Each line of the listing must be transcribed exactly, except for the images, which should be excluded.

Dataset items
***

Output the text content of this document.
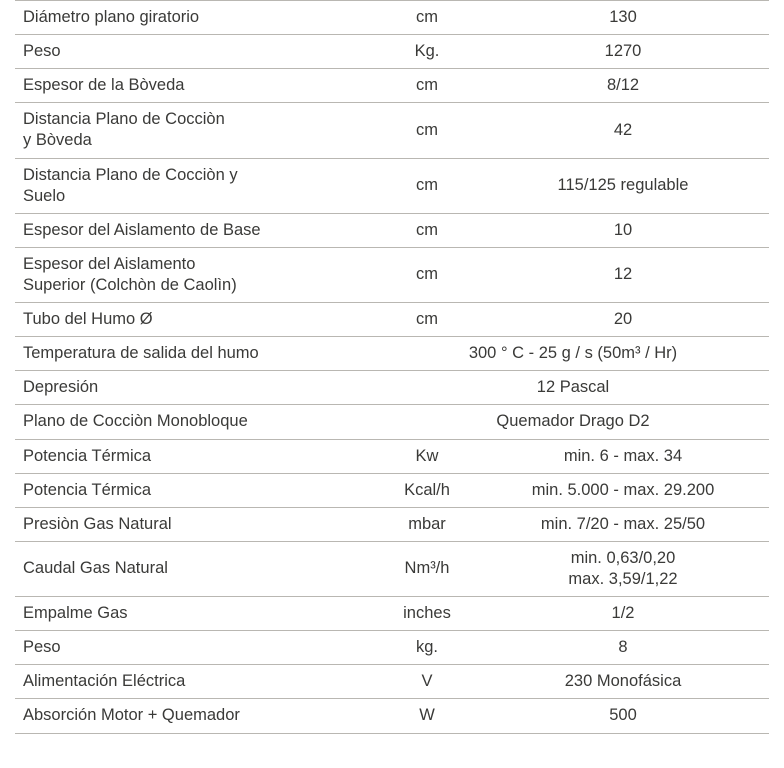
Diámetro plano giratorio	cm	130
Peso	Kg.	1270
Espesor de la Bòveda	cm	8/12
Distancia Plano de Cocciòn
y Bòveda	cm	42
Distancia Plano de Cocciòn y
Suelo	cm	115/125 regulable
Espesor del Aislamento de Base	cm	10
Espesor del Aislamento
Superior (Colchòn de Caolìn)	cm	12
Tubo del Humo Ø	cm	20
Temperatura de salida del humo	300 ° C - 25 g / s (50m³ / Hr)	
Depresión	12 Pascal	
Plano de Cocciòn Monobloque	Quemador Drago D2	
Potencia Térmica	Kw	min. 6 - max. 34
Potencia Térmica	Kcal/h	min. 5.000 - max. 29.200
Presiòn Gas Natural	mbar	min. 7/20 - max. 25/50
Caudal Gas Natural	Nm³/h	min. 0,63/0,20
max. 3,59/1,22

Empalme Gas	inches	1/2
Peso	kg.	8
Alimentación Eléctrica	V	230 Monofásica
Absorción Motor + Quemador	W	500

***

ANSWER BELOW:
Output the text content of this document.
Diámetro plano giratorio	cm	130
Peso	Kg.	1270
Espesor de la Bòveda	cm	8/12
Distancia Plano de Cocciòn
y Bòveda	cm	42
Distancia Plano de Cocciòn y
Suelo	cm	115/125 regulable
Espesor del Aislamento de Base	cm	10
Espesor del Aislamento
Superior (Colchòn de Caolìn)	cm	12
Tubo del Humo Ø	cm	20
Temperatura de salida del humo	300 ° C - 25 g / s (50m³ / Hr)	
Depresión	12 Pascal	
Plano de Cocciòn Monobloque	Quemador Drago D2	
Potencia Térmica	Kw	min. 6 - max. 34
Potencia Térmica	Kcal/h	min. 5.000 - max. 29.200
Presiòn Gas Natural	mbar	min. 7/20 - max. 25/50
Caudal Gas Natural	Nm³/h	min. 0,63/0,20
max. 3,59/1,22

Empalme Gas	inches	1/2
Peso	kg.	8
Alimentación Eléctrica	V	230 Monofásica
Absorción Motor + Quemador	W	500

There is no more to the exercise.